• **TASK BRIEF**: Among the lines below, tally those holding the string "flik" and give the total only.

• **PROVIDED DATA**:
******

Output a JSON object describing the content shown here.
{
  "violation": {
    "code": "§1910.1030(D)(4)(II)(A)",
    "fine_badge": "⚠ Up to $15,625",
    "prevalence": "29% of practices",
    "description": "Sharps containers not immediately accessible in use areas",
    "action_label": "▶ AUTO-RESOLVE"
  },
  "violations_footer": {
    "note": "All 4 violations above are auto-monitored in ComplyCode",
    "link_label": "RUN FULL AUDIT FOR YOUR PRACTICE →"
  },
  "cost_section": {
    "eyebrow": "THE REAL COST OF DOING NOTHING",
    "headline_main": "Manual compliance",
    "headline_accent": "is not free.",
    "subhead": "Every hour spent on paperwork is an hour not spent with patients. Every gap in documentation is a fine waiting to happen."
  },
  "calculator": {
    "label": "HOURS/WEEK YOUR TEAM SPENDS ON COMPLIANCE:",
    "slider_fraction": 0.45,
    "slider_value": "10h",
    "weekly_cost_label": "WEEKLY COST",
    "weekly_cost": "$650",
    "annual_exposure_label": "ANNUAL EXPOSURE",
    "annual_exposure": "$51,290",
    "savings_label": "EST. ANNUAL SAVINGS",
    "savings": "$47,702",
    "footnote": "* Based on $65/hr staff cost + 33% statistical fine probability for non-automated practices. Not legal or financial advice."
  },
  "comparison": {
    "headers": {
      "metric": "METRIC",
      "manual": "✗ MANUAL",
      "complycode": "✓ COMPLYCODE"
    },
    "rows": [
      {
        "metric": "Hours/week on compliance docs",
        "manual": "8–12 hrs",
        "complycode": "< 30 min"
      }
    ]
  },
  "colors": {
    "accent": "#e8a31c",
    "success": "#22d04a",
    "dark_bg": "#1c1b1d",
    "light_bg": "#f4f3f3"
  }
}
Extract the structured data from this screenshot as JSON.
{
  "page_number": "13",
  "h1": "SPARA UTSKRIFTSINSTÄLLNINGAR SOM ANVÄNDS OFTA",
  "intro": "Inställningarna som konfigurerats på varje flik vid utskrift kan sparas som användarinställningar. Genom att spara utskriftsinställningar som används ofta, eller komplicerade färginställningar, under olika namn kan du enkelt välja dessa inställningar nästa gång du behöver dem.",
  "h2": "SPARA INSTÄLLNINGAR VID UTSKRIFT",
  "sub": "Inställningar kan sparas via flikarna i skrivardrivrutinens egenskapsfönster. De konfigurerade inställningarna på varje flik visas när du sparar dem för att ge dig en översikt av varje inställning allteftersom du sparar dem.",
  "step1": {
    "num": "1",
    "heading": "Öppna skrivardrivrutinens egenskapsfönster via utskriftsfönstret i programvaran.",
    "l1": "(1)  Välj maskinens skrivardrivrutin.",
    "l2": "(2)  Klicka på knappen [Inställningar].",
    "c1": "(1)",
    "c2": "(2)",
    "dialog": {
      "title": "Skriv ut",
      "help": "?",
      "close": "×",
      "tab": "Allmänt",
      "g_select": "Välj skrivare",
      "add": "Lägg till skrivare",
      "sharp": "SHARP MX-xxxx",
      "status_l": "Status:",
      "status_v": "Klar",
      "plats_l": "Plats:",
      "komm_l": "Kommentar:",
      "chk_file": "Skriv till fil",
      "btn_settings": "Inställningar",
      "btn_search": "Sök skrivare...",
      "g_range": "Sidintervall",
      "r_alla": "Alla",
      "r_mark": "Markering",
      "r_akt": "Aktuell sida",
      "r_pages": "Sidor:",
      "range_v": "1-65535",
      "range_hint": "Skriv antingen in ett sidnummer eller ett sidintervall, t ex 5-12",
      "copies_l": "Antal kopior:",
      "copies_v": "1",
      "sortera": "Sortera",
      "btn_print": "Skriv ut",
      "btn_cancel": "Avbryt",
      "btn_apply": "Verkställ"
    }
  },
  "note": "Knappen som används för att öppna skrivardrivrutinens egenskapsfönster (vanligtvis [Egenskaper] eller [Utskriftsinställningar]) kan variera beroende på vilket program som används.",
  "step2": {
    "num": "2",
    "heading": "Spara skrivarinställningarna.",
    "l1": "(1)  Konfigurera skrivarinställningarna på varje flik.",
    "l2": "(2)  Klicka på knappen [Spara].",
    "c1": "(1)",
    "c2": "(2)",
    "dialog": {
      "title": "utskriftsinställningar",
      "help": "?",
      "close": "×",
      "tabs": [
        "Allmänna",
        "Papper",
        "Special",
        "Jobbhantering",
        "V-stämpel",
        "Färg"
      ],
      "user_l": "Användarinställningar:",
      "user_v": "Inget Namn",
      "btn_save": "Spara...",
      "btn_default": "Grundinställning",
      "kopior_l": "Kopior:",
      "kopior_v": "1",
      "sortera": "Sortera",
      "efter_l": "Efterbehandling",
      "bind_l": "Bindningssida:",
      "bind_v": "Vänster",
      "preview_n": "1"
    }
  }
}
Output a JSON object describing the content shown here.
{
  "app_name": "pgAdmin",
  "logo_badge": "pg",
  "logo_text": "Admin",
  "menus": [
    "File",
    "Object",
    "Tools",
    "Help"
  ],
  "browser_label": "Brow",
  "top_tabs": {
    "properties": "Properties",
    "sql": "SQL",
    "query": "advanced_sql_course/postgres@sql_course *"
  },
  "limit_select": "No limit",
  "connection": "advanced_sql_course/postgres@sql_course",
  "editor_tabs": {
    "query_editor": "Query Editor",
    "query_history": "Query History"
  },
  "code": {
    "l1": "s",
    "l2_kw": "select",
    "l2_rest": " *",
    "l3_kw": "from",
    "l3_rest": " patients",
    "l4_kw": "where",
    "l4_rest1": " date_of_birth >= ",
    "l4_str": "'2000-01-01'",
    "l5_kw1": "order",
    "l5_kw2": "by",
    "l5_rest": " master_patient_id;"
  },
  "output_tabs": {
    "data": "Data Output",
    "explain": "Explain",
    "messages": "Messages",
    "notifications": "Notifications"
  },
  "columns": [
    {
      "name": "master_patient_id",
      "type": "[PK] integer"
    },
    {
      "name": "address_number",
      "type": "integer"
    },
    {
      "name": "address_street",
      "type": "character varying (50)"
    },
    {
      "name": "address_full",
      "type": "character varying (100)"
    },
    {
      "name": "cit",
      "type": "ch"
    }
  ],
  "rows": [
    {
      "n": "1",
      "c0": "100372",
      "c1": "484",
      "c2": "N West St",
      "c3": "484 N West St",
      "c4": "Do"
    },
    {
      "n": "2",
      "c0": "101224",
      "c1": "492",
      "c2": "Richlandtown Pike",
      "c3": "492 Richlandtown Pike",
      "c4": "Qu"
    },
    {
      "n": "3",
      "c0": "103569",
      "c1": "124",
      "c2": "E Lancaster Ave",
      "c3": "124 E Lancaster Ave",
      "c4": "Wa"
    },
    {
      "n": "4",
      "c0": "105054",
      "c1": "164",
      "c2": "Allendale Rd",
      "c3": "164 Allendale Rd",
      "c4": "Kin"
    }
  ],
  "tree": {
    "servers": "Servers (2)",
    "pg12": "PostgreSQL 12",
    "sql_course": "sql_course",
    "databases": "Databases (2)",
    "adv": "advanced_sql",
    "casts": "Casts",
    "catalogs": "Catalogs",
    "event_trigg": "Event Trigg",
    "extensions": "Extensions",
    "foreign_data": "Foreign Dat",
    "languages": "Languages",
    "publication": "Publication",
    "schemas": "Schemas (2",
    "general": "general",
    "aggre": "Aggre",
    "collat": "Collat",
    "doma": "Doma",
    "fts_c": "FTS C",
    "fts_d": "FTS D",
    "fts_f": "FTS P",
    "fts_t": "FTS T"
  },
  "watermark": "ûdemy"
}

******

• **RESPONSE BOX**: 3